### Your instructions
Count how many lines hold the string "Infection". Answer with that number and nothing more.

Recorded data

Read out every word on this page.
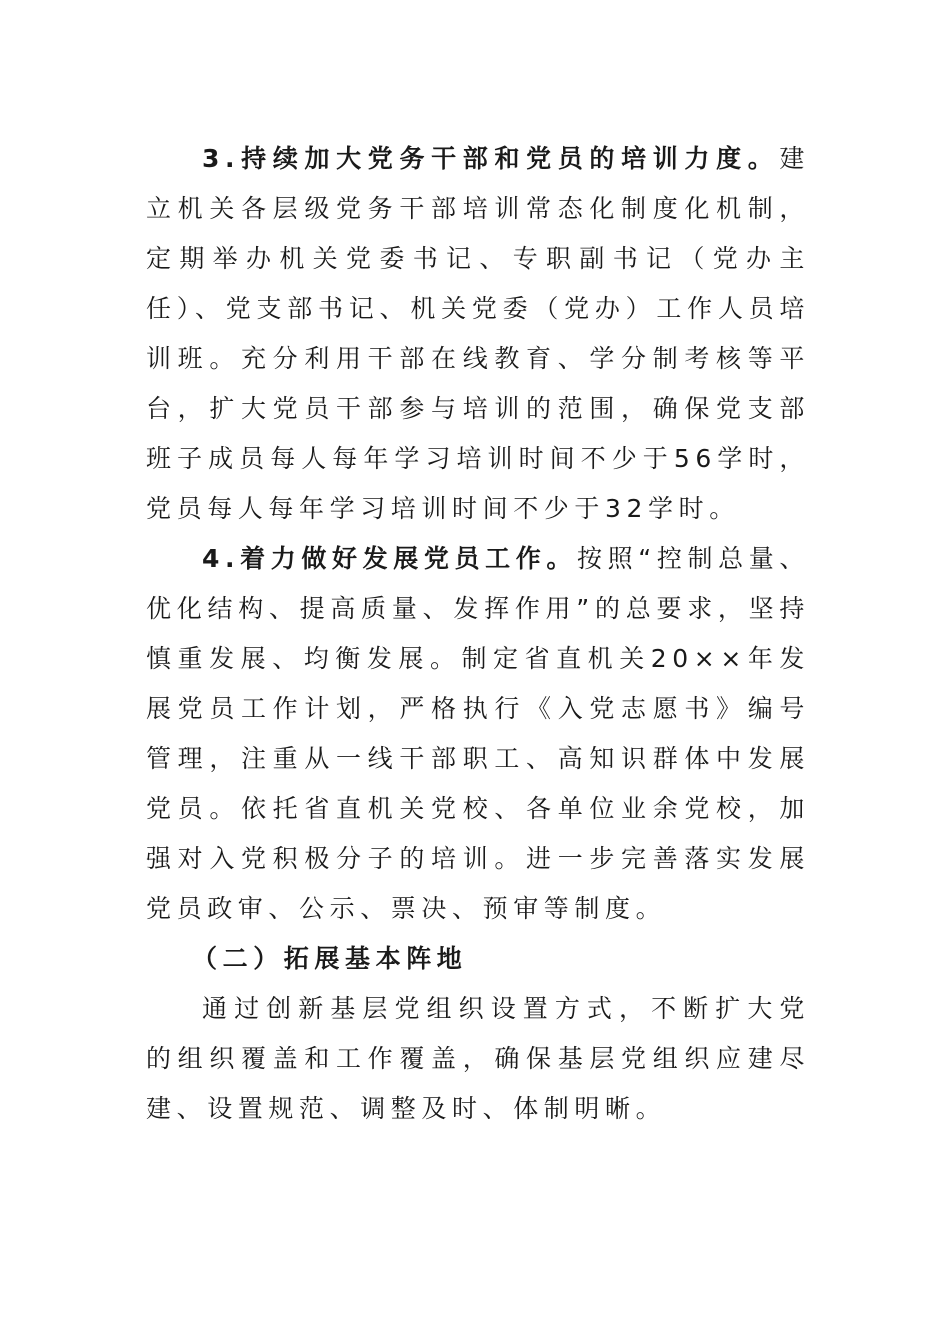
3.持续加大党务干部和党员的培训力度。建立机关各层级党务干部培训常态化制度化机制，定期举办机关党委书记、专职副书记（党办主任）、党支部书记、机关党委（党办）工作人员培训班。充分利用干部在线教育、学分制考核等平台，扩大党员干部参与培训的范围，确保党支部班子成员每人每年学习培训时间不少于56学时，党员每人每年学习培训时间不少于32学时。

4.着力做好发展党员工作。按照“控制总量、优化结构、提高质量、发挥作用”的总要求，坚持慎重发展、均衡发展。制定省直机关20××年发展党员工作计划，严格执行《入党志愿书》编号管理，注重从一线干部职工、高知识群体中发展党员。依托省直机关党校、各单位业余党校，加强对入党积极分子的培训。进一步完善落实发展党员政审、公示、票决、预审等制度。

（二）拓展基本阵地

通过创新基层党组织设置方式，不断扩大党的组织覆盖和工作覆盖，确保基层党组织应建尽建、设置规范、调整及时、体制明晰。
...
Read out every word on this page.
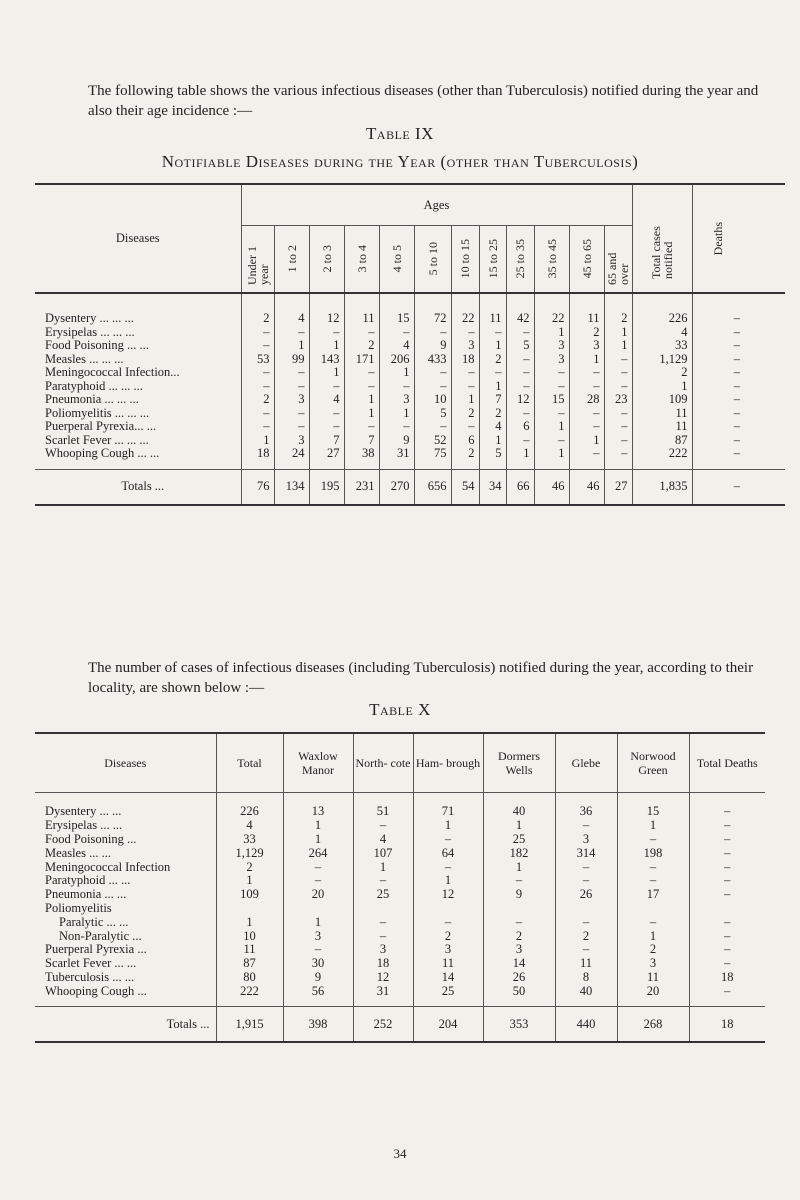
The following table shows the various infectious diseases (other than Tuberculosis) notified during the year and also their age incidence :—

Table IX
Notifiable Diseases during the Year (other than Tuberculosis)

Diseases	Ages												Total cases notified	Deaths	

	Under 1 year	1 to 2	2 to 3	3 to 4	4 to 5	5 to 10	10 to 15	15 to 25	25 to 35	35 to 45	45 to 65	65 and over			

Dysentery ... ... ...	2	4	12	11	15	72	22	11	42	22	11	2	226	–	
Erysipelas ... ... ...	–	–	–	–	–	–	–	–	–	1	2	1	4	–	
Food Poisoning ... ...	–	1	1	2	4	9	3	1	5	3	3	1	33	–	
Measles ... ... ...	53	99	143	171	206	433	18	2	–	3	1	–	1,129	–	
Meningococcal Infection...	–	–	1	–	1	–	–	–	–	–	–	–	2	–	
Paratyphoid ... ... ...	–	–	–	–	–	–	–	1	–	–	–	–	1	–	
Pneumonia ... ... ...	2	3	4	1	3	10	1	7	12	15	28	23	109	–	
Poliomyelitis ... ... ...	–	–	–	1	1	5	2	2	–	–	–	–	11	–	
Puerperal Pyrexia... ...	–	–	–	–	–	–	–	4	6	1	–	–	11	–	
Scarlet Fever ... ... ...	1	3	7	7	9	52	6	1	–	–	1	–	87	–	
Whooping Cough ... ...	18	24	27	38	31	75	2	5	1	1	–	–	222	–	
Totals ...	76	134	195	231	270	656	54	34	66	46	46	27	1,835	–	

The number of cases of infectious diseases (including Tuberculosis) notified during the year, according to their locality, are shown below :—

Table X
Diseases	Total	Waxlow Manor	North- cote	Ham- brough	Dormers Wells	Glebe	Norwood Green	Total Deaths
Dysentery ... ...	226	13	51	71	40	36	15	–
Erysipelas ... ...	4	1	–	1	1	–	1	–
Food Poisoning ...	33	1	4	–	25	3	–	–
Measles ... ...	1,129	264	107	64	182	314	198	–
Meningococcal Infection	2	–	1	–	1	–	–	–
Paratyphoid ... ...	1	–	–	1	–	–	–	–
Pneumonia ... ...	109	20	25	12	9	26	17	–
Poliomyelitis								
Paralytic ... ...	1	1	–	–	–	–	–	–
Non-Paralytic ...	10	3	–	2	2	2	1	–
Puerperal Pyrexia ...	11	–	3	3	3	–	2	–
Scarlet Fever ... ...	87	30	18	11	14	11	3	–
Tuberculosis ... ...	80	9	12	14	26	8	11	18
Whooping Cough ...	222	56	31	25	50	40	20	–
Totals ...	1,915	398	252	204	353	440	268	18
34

### Full solution
2